Hi Dmitry, all,
Things are looking really good now, f-i-n-a-l-l-y! Last weekend, after
thinking "no more changes" again, I thought of a couple more improvements,
hah, and now I think there isn't much that could be improved.
So it should be fully alive this weekend, flying, with the fastest/smallest
parameter parsing we could imagine, across all of PHP! I guess that means
start looking for it next week...? :-) I may just send a patch sooner
without even writing up an explanation about parts first like I planned.
More below...
----- Original Message -----
From: "Matt Wilmas"
Sent: Wednesday, August 05, 2015
Hi Dmitry,
[...]
Unfortunately (only because I said "same macro syntax," but no big
deal),
the syntax had to be changed, from:
ZEND_PARSE_PARAMETERS_START[_EX](...)
Z_PARAM_*(...)
Z_PARAM_*(...)
ZEND_PARSE_PARAMETERS_END[_EX]
to
ZEND_PARSE_PARAMETERS_START[_EX](...)( // Parentheses
Z_PARAM_*(...), // Comma-separated
Z_PARAM_*(...)
) ZEND_PARSE_PARAMETERS_END[_EX]
Errors in nested macros might be very difficult to understand :(
I would prefer not to use nested macros without a significant gain.
[...]
Anyway though, it doesn't matter much; not sure what you'll want to do
with all the possibilities I have! And a simple script converts
occurrences to the new syntax for testing (instead of bigger patch).
Significant gain? Nope. :-) I only did that in order to use the "static"

Element location data

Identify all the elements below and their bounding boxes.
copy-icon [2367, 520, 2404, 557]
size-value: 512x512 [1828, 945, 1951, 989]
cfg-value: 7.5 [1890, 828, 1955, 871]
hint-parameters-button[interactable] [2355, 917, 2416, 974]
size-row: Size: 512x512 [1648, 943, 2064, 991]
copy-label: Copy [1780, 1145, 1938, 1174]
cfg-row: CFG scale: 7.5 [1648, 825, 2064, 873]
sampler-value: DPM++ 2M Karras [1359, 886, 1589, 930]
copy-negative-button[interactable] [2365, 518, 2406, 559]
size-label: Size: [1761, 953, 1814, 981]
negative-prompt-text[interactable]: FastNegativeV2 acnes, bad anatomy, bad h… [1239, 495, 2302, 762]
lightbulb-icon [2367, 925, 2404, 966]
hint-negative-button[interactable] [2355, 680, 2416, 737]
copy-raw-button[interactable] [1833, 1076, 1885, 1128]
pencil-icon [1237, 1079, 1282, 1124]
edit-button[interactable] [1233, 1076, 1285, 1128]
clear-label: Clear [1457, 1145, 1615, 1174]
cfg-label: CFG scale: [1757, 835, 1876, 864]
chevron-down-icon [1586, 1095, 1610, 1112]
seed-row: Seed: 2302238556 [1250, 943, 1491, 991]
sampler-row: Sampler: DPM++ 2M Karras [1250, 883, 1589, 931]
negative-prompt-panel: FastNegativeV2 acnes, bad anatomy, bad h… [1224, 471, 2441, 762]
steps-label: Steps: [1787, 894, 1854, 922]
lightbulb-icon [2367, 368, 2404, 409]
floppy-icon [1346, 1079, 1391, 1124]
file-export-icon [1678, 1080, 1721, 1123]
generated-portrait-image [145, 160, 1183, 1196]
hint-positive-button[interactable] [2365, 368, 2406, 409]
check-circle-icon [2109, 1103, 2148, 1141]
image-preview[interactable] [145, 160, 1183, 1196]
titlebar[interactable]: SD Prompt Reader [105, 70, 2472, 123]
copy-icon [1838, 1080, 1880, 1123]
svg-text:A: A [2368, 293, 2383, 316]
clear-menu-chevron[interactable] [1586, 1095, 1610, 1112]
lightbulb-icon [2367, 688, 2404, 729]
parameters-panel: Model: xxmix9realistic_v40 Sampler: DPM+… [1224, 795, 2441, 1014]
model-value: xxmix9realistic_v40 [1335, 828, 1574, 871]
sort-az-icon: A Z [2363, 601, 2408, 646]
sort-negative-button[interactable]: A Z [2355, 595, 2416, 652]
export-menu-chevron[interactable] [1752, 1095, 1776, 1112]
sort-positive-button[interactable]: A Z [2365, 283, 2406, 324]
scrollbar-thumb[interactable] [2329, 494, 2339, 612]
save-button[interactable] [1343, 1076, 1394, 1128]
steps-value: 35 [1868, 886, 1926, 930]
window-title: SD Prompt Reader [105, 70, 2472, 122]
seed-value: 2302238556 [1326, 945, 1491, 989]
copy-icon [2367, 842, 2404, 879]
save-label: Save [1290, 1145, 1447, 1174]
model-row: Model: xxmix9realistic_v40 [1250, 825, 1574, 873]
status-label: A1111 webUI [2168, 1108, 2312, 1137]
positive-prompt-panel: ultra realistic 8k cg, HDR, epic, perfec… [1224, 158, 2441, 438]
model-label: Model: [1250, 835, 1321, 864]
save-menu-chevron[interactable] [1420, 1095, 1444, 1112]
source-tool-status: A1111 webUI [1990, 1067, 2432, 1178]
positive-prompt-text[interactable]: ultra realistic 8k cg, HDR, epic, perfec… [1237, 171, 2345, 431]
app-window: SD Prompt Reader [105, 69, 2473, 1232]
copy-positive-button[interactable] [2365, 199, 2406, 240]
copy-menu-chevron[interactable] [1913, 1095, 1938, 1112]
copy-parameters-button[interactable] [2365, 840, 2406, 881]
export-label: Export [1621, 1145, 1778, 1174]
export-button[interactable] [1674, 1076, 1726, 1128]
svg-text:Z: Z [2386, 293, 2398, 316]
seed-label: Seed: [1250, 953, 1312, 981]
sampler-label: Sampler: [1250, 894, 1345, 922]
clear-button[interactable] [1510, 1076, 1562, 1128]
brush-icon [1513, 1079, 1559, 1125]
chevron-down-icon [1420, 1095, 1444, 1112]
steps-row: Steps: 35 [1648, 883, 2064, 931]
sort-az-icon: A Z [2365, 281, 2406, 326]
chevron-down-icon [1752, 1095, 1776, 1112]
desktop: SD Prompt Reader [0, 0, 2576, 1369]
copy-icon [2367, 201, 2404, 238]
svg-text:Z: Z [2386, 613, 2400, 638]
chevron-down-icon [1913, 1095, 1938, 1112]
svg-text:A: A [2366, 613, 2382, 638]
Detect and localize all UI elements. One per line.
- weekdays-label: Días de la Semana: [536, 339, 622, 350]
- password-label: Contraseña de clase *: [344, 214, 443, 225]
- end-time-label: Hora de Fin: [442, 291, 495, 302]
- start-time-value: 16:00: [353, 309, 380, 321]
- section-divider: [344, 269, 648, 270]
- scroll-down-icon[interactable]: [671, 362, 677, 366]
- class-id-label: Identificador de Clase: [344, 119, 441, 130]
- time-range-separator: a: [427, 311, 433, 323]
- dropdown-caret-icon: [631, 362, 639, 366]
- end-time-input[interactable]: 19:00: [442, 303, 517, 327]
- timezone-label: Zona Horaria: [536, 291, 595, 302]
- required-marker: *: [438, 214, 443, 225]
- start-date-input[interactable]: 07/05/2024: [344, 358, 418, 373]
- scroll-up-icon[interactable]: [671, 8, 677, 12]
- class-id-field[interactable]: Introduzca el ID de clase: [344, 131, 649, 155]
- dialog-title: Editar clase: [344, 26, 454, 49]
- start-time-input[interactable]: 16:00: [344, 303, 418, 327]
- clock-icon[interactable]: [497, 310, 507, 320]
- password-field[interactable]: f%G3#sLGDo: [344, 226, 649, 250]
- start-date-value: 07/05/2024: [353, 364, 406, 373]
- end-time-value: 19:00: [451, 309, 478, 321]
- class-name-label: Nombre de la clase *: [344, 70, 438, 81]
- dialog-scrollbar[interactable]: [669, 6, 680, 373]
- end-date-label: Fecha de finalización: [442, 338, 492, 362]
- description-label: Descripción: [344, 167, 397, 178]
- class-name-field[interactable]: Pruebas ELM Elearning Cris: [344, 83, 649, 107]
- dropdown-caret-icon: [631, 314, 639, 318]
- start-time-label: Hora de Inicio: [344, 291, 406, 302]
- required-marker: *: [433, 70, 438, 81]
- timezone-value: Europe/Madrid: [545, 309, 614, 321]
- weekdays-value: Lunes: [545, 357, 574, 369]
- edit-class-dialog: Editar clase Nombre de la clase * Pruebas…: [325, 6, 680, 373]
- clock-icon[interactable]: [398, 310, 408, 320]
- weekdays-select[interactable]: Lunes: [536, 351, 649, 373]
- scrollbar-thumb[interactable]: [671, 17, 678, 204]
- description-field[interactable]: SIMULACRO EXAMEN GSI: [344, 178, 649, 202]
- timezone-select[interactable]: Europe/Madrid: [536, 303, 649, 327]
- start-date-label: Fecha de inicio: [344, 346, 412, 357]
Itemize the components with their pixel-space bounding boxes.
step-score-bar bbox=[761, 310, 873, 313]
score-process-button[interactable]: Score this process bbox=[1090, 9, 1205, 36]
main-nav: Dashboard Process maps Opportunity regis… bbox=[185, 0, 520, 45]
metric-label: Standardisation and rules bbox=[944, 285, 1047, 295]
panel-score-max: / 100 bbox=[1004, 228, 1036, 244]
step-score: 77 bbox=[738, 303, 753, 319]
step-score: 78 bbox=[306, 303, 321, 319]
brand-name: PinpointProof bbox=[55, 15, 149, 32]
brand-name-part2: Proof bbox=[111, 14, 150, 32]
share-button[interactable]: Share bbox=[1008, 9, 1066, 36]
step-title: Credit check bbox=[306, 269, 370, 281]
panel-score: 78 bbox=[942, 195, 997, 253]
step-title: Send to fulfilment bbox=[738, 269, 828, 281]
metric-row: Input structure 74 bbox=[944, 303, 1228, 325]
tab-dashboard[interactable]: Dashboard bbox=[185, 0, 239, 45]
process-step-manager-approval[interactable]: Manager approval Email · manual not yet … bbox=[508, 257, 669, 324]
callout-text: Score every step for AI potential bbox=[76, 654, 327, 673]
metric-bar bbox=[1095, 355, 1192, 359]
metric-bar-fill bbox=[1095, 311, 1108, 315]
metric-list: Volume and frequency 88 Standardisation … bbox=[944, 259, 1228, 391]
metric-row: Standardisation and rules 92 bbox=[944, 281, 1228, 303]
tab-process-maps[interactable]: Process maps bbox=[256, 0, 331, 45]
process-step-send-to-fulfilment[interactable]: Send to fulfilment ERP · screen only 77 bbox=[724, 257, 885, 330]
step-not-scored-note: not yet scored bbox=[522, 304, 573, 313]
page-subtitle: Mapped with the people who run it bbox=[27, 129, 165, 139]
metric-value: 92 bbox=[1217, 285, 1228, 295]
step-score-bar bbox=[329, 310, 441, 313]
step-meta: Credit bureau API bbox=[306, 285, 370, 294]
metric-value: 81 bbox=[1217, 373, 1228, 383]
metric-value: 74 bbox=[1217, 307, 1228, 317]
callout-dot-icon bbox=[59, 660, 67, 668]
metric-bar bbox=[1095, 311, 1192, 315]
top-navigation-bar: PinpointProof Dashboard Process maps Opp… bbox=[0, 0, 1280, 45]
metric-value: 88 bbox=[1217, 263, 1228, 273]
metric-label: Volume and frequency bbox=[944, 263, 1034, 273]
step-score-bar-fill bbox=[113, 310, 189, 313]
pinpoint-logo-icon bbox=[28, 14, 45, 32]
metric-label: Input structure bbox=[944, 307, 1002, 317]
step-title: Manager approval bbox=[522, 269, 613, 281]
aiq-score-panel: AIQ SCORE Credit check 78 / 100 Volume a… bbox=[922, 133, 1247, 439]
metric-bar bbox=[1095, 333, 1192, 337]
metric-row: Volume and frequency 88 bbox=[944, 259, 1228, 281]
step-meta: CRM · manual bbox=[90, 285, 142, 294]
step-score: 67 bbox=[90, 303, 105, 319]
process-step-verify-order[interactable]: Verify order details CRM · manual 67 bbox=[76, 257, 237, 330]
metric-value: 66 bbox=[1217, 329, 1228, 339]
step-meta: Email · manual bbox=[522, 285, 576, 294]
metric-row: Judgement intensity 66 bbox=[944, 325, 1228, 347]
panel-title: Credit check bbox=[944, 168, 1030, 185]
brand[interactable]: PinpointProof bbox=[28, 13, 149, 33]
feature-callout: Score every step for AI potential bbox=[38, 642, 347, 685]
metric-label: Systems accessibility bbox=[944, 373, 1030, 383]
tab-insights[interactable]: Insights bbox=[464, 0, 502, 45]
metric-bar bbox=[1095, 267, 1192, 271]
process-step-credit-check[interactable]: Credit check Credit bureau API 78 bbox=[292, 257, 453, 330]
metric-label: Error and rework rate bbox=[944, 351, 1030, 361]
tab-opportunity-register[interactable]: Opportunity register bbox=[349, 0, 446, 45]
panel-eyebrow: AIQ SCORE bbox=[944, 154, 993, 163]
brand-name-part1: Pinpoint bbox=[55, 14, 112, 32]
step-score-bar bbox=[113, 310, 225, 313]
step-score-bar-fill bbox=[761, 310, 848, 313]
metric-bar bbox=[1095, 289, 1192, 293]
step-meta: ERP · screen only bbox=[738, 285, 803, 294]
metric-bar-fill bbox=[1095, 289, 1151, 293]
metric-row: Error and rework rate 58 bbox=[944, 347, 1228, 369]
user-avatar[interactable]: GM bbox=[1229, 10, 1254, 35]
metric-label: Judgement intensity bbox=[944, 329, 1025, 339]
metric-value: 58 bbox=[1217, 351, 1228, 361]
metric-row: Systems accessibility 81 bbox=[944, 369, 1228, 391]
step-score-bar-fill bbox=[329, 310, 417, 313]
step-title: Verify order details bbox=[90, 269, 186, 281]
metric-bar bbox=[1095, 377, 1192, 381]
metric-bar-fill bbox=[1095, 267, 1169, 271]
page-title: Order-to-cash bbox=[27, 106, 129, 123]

:: TASK BRIEF ::
According to the mailing-list message, what does the simple script do?

:: RESULT OF THIS EXERCISE ::
It converts occurrences to the new syntax for testing.